Collected data entries
>>

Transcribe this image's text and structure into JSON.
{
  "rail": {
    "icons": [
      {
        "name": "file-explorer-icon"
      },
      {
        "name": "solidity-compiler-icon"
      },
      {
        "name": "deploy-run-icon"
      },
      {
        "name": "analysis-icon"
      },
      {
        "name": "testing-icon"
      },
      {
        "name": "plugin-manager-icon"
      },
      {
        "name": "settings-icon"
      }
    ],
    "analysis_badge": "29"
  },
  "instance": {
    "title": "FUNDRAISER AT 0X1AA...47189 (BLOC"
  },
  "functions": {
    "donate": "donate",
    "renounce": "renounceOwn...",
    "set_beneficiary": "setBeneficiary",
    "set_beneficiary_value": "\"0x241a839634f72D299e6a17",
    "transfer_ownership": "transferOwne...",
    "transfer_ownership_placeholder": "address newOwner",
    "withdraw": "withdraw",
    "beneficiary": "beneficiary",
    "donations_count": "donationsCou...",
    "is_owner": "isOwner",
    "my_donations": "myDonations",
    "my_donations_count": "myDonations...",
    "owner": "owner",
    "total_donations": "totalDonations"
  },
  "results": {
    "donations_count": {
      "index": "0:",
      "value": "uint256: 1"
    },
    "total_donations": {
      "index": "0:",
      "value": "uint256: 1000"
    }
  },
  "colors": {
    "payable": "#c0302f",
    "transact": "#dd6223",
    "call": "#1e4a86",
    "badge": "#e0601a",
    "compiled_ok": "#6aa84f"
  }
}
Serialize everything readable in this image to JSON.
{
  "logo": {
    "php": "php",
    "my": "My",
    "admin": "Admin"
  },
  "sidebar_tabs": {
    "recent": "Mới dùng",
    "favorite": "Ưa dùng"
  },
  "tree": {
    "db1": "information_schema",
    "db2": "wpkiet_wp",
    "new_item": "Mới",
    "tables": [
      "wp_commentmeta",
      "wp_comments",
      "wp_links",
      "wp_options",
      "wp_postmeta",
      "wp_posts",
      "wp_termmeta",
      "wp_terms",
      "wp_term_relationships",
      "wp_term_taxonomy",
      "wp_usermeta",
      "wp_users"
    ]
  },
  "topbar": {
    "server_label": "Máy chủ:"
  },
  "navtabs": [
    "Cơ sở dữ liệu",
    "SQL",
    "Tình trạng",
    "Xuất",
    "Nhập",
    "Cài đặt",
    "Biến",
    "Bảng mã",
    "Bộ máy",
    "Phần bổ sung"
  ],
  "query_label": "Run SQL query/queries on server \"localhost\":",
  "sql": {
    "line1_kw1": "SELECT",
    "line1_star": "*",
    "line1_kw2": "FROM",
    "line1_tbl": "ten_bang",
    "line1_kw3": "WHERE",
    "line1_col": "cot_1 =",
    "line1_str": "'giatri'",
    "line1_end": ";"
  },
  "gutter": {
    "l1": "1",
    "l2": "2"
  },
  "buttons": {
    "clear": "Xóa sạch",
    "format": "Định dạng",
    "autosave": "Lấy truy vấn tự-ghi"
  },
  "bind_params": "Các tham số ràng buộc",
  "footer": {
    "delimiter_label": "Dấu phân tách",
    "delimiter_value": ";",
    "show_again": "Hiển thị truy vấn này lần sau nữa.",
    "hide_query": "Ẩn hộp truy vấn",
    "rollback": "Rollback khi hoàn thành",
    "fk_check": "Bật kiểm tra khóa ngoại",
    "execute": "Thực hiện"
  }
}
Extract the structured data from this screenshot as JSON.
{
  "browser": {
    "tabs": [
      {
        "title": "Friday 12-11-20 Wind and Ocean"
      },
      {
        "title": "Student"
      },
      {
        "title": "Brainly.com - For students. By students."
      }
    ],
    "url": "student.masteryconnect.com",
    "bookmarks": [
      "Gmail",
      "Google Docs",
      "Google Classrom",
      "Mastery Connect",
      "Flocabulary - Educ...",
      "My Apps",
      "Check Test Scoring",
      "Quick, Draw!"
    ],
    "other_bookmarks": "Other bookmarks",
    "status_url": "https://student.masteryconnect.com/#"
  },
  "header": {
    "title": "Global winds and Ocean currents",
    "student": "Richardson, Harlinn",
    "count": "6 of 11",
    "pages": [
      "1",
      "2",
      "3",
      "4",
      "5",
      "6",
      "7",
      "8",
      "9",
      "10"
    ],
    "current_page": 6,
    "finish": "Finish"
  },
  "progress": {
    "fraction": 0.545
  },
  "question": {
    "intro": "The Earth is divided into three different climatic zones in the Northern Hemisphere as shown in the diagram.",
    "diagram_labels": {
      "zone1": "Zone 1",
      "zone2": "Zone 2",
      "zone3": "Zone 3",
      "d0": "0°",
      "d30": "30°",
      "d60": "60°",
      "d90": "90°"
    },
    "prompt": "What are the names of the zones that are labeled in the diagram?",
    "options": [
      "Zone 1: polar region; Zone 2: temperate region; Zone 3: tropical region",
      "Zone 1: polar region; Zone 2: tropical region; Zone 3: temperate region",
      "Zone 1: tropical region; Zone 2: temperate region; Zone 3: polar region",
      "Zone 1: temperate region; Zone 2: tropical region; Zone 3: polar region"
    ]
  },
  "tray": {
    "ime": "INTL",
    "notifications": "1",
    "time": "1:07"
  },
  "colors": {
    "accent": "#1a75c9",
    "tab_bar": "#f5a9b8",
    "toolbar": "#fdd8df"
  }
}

<<

* Given task
For the listing above, identify each line bearing "myDonations".

* Solution
    "my_donations": "myDonations",
    "my_donations_count": "myDonations...",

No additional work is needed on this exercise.